▶ **Task instructions**:
Rewrite the items below, replacing "Maximum volume" with "Peak volume" and leaving everything else unchanged.

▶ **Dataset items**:

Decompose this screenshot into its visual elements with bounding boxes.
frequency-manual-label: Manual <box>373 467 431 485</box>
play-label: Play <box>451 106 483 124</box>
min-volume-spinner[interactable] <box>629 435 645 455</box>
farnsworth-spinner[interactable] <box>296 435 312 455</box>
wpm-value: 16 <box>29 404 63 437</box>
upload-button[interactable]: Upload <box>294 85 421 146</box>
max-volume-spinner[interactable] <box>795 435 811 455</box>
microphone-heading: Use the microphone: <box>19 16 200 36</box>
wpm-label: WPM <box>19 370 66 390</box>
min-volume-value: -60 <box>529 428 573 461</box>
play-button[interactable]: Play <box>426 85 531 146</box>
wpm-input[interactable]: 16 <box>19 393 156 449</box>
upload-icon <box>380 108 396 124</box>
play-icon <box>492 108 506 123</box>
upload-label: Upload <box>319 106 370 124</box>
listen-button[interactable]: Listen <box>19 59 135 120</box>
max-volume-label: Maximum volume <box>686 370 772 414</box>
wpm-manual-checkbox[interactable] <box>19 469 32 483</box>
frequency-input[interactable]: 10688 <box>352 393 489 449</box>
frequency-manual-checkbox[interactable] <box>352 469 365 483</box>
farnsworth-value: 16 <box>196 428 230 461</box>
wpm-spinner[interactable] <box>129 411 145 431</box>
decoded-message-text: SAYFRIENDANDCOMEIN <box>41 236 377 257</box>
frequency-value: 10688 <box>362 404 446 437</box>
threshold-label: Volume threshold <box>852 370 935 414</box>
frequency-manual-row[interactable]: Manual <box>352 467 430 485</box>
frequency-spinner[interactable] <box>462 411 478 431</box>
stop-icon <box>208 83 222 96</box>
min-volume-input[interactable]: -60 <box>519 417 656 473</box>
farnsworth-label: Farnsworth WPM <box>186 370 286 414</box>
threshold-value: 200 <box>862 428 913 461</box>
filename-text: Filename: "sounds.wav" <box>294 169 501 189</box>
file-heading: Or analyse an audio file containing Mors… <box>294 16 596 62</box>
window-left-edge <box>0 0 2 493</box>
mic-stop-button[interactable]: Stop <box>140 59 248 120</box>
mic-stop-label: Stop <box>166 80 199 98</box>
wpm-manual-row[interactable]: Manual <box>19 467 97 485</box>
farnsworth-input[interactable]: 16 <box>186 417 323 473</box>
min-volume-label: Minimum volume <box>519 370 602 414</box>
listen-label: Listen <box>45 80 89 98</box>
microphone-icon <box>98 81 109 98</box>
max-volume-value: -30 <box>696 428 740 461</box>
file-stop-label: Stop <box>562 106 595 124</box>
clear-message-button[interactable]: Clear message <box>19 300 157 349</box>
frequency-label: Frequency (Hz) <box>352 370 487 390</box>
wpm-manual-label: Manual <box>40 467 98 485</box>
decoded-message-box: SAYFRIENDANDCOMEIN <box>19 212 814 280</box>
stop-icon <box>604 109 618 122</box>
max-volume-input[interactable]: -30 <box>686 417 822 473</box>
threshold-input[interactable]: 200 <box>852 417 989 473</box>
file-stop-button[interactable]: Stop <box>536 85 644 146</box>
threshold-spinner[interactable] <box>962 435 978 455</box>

▶ **Worked answer**:
Decompose this screenshot into its visual elements with bounding boxes.
frequency-manual-label: Manual <box>373 467 431 485</box>
play-label: Play <box>451 106 483 124</box>
min-volume-spinner[interactable] <box>629 435 645 455</box>
farnsworth-spinner[interactable] <box>296 435 312 455</box>
wpm-value: 16 <box>29 404 63 437</box>
upload-button[interactable]: Upload <box>294 85 421 146</box>
max-volume-spinner[interactable] <box>795 435 811 455</box>
microphone-heading: Use the microphone: <box>19 16 200 36</box>
wpm-label: WPM <box>19 370 66 390</box>
min-volume-value: -60 <box>529 428 573 461</box>
play-button[interactable]: Play <box>426 85 531 146</box>
wpm-input[interactable]: 16 <box>19 393 156 449</box>
upload-icon <box>380 108 396 124</box>
play-icon <box>492 108 506 123</box>
upload-label: Upload <box>319 106 370 124</box>
listen-button[interactable]: Listen <box>19 59 135 120</box>
max-volume-label: Peak volume <box>686 370 772 414</box>
wpm-manual-checkbox[interactable] <box>19 469 32 483</box>
frequency-input[interactable]: 10688 <box>352 393 489 449</box>
frequency-manual-checkbox[interactable] <box>352 469 365 483</box>
farnsworth-value: 16 <box>196 428 230 461</box>
wpm-spinner[interactable] <box>129 411 145 431</box>
decoded-message-text: SAYFRIENDANDCOMEIN <box>41 236 377 257</box>
frequency-value: 10688 <box>362 404 446 437</box>
threshold-label: Volume threshold <box>852 370 935 414</box>
frequency-manual-row[interactable]: Manual <box>352 467 430 485</box>
frequency-spinner[interactable] <box>462 411 478 431</box>
stop-icon <box>208 83 222 96</box>
min-volume-input[interactable]: -60 <box>519 417 656 473</box>
farnsworth-label: Farnsworth WPM <box>186 370 286 414</box>
threshold-value: 200 <box>862 428 913 461</box>
filename-text: Filename: "sounds.wav" <box>294 169 501 189</box>
file-heading: Or analyse an audio file containing Mors… <box>294 16 596 62</box>
window-left-edge <box>0 0 2 493</box>
mic-stop-button[interactable]: Stop <box>140 59 248 120</box>
mic-stop-label: Stop <box>166 80 199 98</box>
wpm-manual-row[interactable]: Manual <box>19 467 97 485</box>
farnsworth-input[interactable]: 16 <box>186 417 323 473</box>
min-volume-label: Minimum volume <box>519 370 602 414</box>
listen-label: Listen <box>45 80 89 98</box>
microphone-icon <box>98 81 109 98</box>
max-volume-value: -30 <box>696 428 740 461</box>
file-stop-label: Stop <box>562 106 595 124</box>
clear-message-button[interactable]: Clear message <box>19 300 157 349</box>
frequency-label: Frequency (Hz) <box>352 370 487 390</box>
wpm-manual-label: Manual <box>40 467 98 485</box>
decoded-message-box: SAYFRIENDANDCOMEIN <box>19 212 814 280</box>
stop-icon <box>604 109 618 122</box>
max-volume-input[interactable]: -30 <box>686 417 822 473</box>
threshold-input[interactable]: 200 <box>852 417 989 473</box>
file-stop-button[interactable]: Stop <box>536 85 644 146</box>
threshold-spinner[interactable] <box>962 435 978 455</box>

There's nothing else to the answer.